RECORDS FOR THIS EXERCISE START
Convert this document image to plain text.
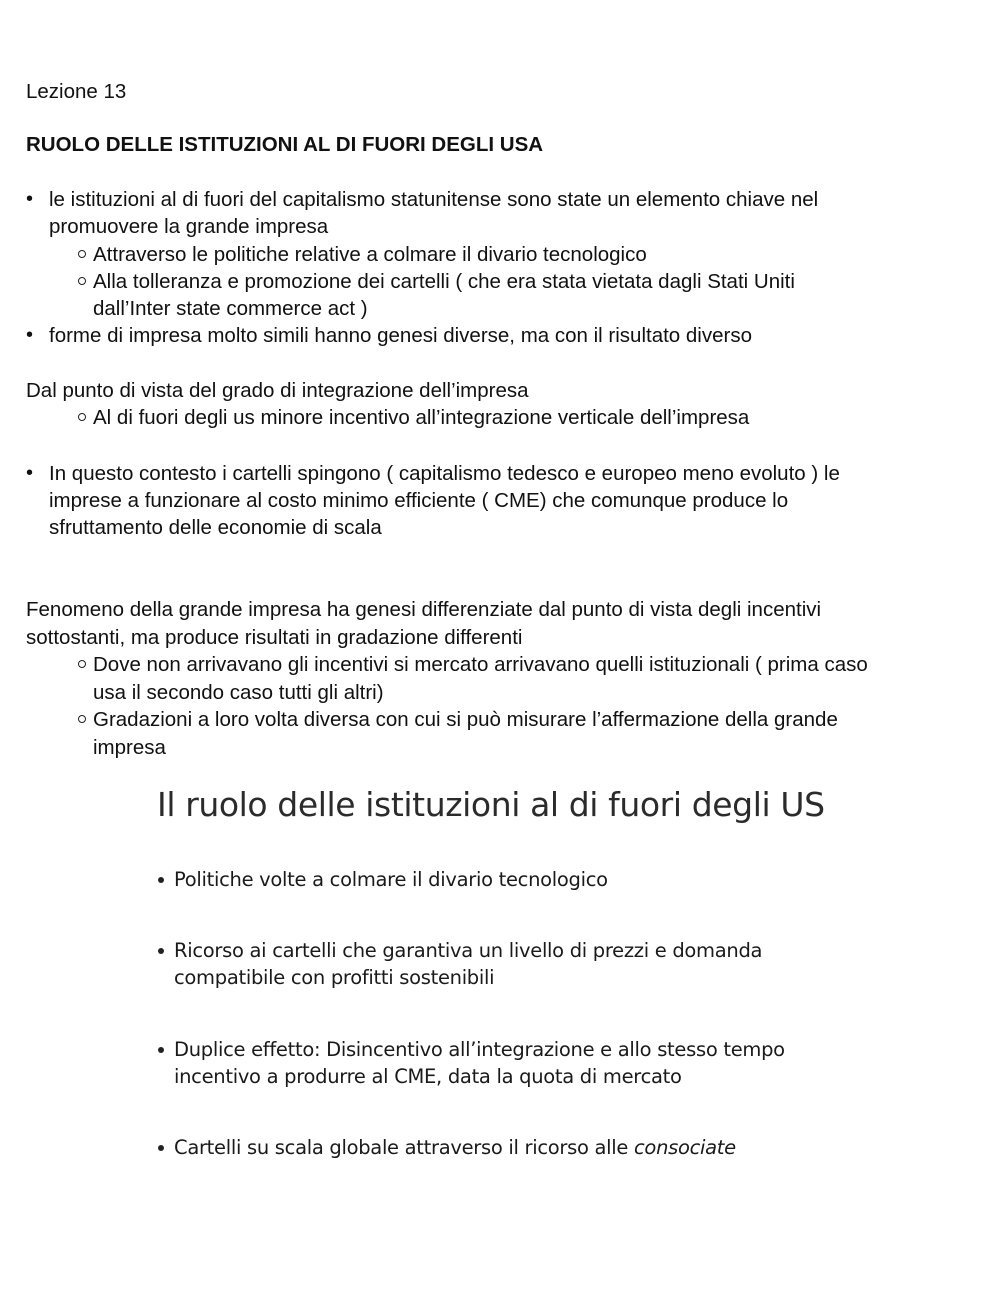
Lezione 13
RUOLO DELLE ISTITUZIONI AL DI FUORI DEGLI USA
• le istituzioni al di fuori del capitalismo statunitense sono state un elemento chiave nel
promuovere la grande impresa
Attraverso le politiche relative a colmare il divario tecnologico
Alla tolleranza e promozione dei cartelli ( che era stata vietata dagli Stati Uniti
dall’Inter state commerce act )
• forme di impresa molto simili hanno genesi diverse, ma con il risultato diverso
Dal punto di vista del grado di integrazione dell’impresa
Al di fuori degli us minore incentivo all’integrazione verticale dell’impresa
• In questo contesto i cartelli spingono ( capitalismo tedesco e europeo meno evoluto ) le
imprese a funzionare al costo minimo efficiente ( CME) che comunque produce lo
sfruttamento delle economie di scala
Fenomeno della grande impresa ha genesi differenziate dal punto di vista degli incentivi
sottostanti, ma produce risultati in gradazione differenti
Dove non arrivavano gli incentivi si mercato arrivavano quelli istituzionali ( prima caso
usa il secondo caso tutti gli altri)
Gradazioni a loro volta diversa con cui si può misurare l’affermazione della grande
impresa
Il ruolo delle istituzioni al di fuori degli US
Politiche volte a colmare il divario tecnologico
Ricorso ai cartelli che garantiva un livello di prezzi e domanda
compatibile con profitti sostenibili
Duplice effetto: Disincentivo all’integrazione e allo stesso tempo
incentivo a produrre al CME, data la quota di mercato
Cartelli su scala globale attraverso il ricorso alle consociate
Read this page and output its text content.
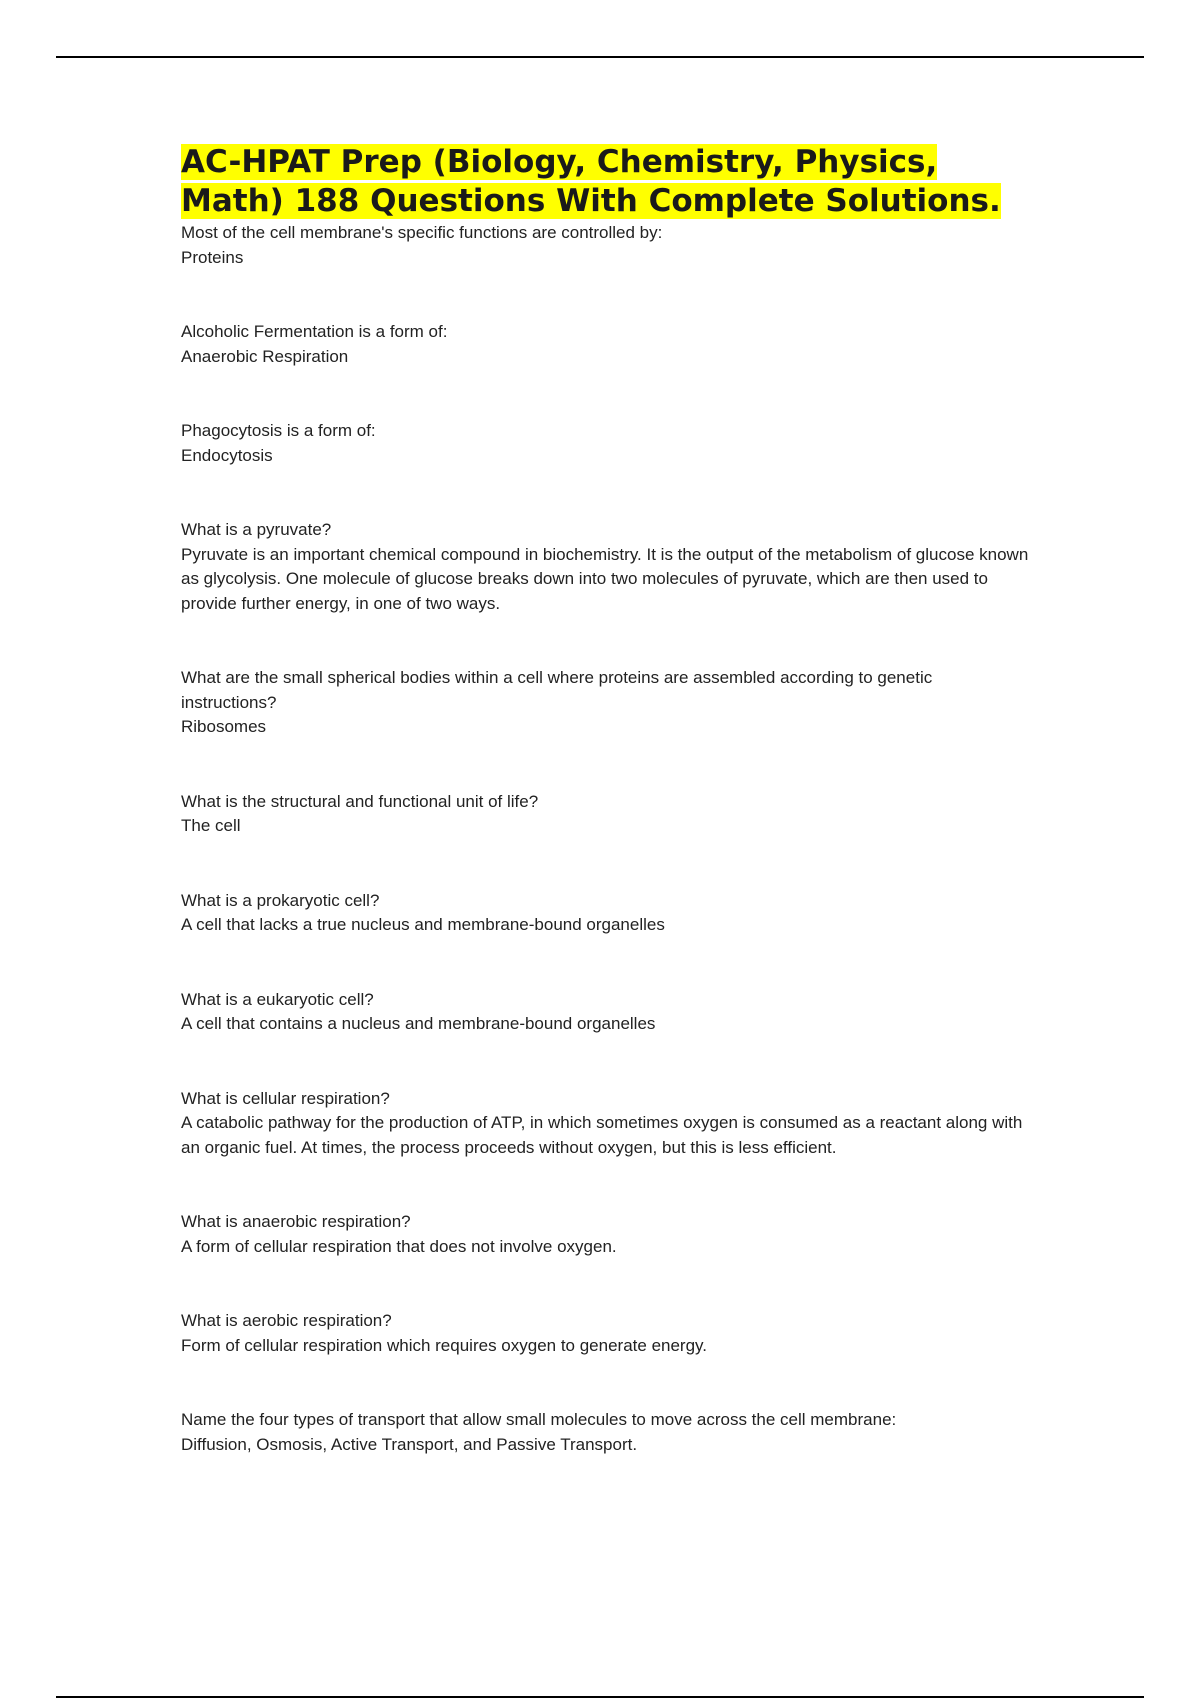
AC-HPAT Prep (Biology, Chemistry, Physics, Math) 188 Questions With Complete Solutions.
Most of the cell membrane's specific functions are controlled by:
Proteins
Alcoholic Fermentation is a form of:
Anaerobic Respiration
Phagocytosis is a form of:
Endocytosis
What is a pyruvate?
Pyruvate is an important chemical compound in biochemistry. It is the output of the metabolism of glucose known as glycolysis. One molecule of glucose breaks down into two molecules of pyruvate, which are then used to provide further energy, in one of two ways.
What are the small spherical bodies within a cell where proteins are assembled according to genetic instructions?
Ribosomes
What is the structural and functional unit of life?
The cell
What is a prokaryotic cell?
A cell that lacks a true nucleus and membrane-bound organelles
What is a eukaryotic cell?
A cell that contains a nucleus and membrane-bound organelles
What is cellular respiration?
A catabolic pathway for the production of ATP, in which sometimes oxygen is consumed as a reactant along with an organic fuel. At times, the process proceeds without oxygen, but this is less efficient.
What is anaerobic respiration?
A form of cellular respiration that does not involve oxygen.
What is aerobic respiration?
Form of cellular respiration which requires oxygen to generate energy.
Name the four types of transport that allow small molecules to move across the cell membrane:
Diffusion, Osmosis, Active Transport, and Passive Transport.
RECORDS FOR THIS EXERCISE END
--- DESCRIPTION OF THE TASK ---
Read through the entries, then copy every line where the string "impresa" is found.

--- REPLY TO THE TASK ---
promuovere la grande impresa
• forme di impresa molto simili hanno genesi diverse, ma con il risultato diverso
Dal punto di vista del grado di integrazione dell’impresa
Al di fuori degli us minore incentivo all’integrazione verticale dell’impresa
Fenomeno della grande impresa ha genesi differenziate dal punto di vista degli incentivi
impresa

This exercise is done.